#### PAGE TEXT

It is said, but not as I think on
good authority, that Cicero went out to meet Caesar and
if to meet him, then also to congratulate him.
Appian tells us that in the Senate Cicero hastened
to congratulate Caesar, assuring him how anxious he
had been to secure the Consulship for him, and how
active. Caesar smiled, and said that Cicero had
perhaps been a little late in his friendship.
Dio Cassius only remarks that Caesar was created Consul
by the people in the regular way, two Consuls having
been chosen; and adds that the matter was one of great
glory to Caesar, seeing that he had obtained the Consulship
at an unusually early age. But, as I have said
above, their testimony for many reasons is to be doubted.
Each wrote in the interest of the Caesars, and, in
dealing with the period before the Empire, seems only
to have been anxious to make out some connected story
which should suit the Emperor’s views.
Young Caesar left Rome still with the avowed purpose
of proceeding against Antony as against one declared
by the Senate to be an enemy; but the purpose was
only avowed. Messengers followed him on the road,
informing him that the ban had been removed, and he
was then at liberty to meet his friend on friendly
terms. Antony had sent word to him that it was
not so much his duty as young Caesar’s to avenge
the death of his uncle, and that unless he would assist
him, he, Antony, would take his legions and join Brutus
and Cassius. I prefer to believe with Mr. Forsyth
that Cicero had retired with his brother Quintus to
one of his villas. Plutarch tells us that he
went to his Tusculan retreat, and that on receiving
news of the proscriptions he determined to remove
to Astura, on the sea-side, in order that he might
be ready to escape into Macedonia. Octavian,
in the mean time, having caused a law to be passed
by Pedius condemning all the conspirators to death,
went northward to meet Antony and Lepidus at Bononia,
the Bologna of to-day. Here it was necessary
that the terms of the compact should be settled by
which the spoils of the world should be divided among
them; and here they met, these three men, on a small
river island, remote from the world where,
as it is supposed, each might think himself secure
from the other. Antony and Lepidus were men old
in craft Antony in middle life, and Lepidus
somewhat older. Caesar was just twenty-one; but
from all that we have been able to gather as to that
meeting, he was fully able to hold his own with his
elders. What each claimed as his share in the
Empire is not so much matter of history as the blood
which each demanded. Paterculus says that the
death-warrants which were then signed were all arranged
in opposition to Caesar. But Paterculus wrote
as the servant of Tiberius, and had been the servant
of Augustus. It was his object to tell the story
as much in favor of Augustus as it could be told.

########

TASK DIRECTIONS: In the passage on Cicero and Caesar, name every writer or authority it cites for its account of events, in the order they appear. The listing that comes next has no connection to the passage on Cicero and Caesar.

#### GIVEN INFORMATION

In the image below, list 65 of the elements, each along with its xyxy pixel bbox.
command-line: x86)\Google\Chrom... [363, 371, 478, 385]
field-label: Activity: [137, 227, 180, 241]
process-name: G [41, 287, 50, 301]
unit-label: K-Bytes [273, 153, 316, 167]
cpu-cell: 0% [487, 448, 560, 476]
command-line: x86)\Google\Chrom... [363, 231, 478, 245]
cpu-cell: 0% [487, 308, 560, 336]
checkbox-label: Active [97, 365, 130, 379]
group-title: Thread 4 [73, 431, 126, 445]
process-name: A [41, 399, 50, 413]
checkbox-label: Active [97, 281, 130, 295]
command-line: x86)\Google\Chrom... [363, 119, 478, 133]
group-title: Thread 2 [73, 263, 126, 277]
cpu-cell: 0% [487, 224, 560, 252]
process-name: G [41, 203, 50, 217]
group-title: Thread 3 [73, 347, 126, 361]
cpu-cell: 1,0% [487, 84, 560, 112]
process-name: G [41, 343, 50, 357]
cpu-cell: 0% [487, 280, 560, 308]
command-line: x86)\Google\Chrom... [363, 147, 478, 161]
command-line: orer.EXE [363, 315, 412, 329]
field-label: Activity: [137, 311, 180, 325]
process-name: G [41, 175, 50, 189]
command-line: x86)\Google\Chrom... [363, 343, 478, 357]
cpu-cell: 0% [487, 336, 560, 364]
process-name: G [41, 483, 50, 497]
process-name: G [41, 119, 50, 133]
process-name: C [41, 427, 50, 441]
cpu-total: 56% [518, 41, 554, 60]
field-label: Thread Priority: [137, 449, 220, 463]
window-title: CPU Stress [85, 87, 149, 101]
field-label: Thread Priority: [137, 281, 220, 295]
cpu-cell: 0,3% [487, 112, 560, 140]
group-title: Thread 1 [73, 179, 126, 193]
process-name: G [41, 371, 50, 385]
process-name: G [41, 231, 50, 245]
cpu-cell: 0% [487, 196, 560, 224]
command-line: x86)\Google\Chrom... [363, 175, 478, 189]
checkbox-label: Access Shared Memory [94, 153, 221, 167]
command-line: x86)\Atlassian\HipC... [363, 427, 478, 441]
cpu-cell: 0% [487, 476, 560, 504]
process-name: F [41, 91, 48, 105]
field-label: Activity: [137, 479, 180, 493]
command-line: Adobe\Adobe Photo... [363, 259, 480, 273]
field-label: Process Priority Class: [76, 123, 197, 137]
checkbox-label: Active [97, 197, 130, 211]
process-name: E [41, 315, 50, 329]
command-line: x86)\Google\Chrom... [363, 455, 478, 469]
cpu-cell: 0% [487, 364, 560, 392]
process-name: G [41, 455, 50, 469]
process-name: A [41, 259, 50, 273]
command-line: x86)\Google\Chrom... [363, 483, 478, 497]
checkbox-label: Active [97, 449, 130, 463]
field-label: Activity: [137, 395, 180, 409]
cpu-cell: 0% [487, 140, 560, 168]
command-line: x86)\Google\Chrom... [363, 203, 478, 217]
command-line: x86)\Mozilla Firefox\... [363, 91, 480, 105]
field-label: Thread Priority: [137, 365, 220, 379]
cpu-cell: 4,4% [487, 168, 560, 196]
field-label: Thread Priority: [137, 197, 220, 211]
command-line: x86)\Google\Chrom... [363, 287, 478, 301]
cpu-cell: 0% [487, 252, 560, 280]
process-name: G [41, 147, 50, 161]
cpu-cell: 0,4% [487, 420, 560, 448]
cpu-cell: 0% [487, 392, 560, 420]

########

EXERCISE RESULT: Appian, Dio Cassius, Mr. Forsyth, Plutarch, Paterculus